◆ Supplied data:
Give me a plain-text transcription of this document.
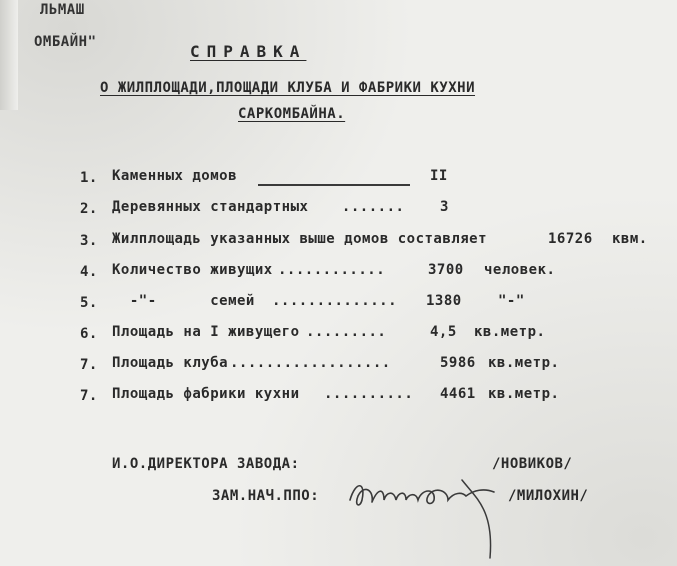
ЛЬМАШ
ОМБАЙН"	СПРАВКА
О ЖИЛПЛОЩАДИ,ПЛОЩАДИ КЛУБА И ФАБРИКИ КУХНИ
САРКОМБАЙНА.
1. Каменных домов	II
2. Деревянных стандартных .......	3
3. Жилплощадь указанных выше домов составляет	16726 квм.
4. Количество живущих ............	3700 человек.
5. -"-      семей .............. 1380	"-"
6. Площадь на I живущего .........	4,5 кв.метр.
7. Площадь клуба ..................	5986 кв.метр.
7. Площадь фабрики кухни .......... 4461 кв.метр.
И.О.ДИРЕКТОРА ЗАВОДА:	/НОВИКОВ/
ЗАМ.НАЧ.ППО:	/МИЛОХИН/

◆ Stated task:
Every record above should be written out again without change, except that the pictures are left out.

◆ Result for this exercise:
Give me a plain-text transcription of this document.
ЛЬМАШ
ОМБАЙН"	СПРАВКА
О ЖИЛПЛОЩАДИ,ПЛОЩАДИ КЛУБА И ФАБРИКИ КУХНИ
САРКОМБАЙНА.
1. Каменных домов	II
2. Деревянных стандартных .......	3
3. Жилплощадь указанных выше домов составляет	16726 квм.
4. Количество живущих ............	3700 человек.
5. -"-      семей .............. 1380	"-"
6. Площадь на I живущего .........	4,5 кв.метр.
7. Площадь клуба ..................	5986 кв.метр.
7. Площадь фабрики кухни .......... 4461 кв.метр.
И.О.ДИРЕКТОРА ЗАВОДА:	/НОВИКОВ/
ЗАМ.НАЧ.ППО:	/МИЛОХИН/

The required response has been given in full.